__GIVEN PROBLEM 1__
Please answer these questions from the excerpt about the missing vines:
(a) What did Mrs De Kock eventually say she had taken "a few" to mean?
(b) Which two men did she testify had said "here are a few missing like in 200 or so"?
(c) In the cross-examination of Mr Opperman, what range of missing vines did counsel's impression attribute to Mrs De Kock's own estimate?
__GIVEN PROBLEM 2__
Name every person mentioned by name in the excerpt about the missing vines.

__DOCUMENT EXCERPT__
91.1 Mrs De Kock at first said that Mr Engelbrecht had told her that “150,200” vines were missing/dead after the frost.  Later in her cross-examination Mrs De Kock said that they had stopped at a spot where she was told “here short a few”.  What would that have meant?  At a later stage Mrs De Kock testified that Mr Engelbrecht and Mr Opperman had said “here are a few missing like in 200 or so”.  Later yet she testified that she had in fact been told that there were 200 vines short.  Eventually she testified that she had been told that there were “a few” vines short or missing, which she had then interpreted to mean “one or two hundred”.

91.2 In cross-examination of Mr Opperman it was put to him that a specific area had been indicated to Mrs De Kock and that she had been told that there were “a few vines[24] missing there.  It was not put to Mr Opperman that any figure was mentioned to Mrs De Kock and the impression was created by counsel that it had been Mrs De Kock’s own estimate that about 150 to maximum 200 vines were missing there[25].

__GIVEN RECORDS__
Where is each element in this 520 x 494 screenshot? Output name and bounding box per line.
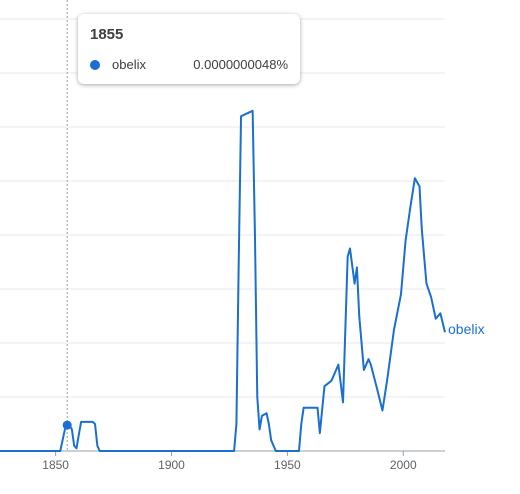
x-tick-label: 1900 bbox=[158, 458, 185, 472]
hover-point bbox=[62, 420, 72, 430]
tooltip-title: 1855 bbox=[90, 26, 124, 43]
tooltip-value: 0.0000000048% bbox=[193, 57, 288, 72]
x-tick-label: 2000 bbox=[390, 458, 417, 472]
x-tick-label: 1850 bbox=[42, 458, 69, 472]
tooltip-dot bbox=[90, 59, 100, 70]
tooltip-row: obelix 0.0000000048% bbox=[90, 57, 288, 72]
tooltip: 1855 obelix 0.0000000048% bbox=[78, 14, 300, 84]
series-label: obelix bbox=[448, 321, 485, 337]
tooltip-series: obelix bbox=[112, 57, 146, 72]
series-line bbox=[0, 109, 446, 452]
x-tick-label: 1950 bbox=[274, 458, 301, 472]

__FULL OUTPUT 1__
(a) One or two hundred.
(b) Mr Engelbrecht and Mr Opperman.
(c) About 150 to a maximum of 200 vines.

__FULL OUTPUT 2__
Mrs De Kock
Mr Engelbrecht
Mr Opperman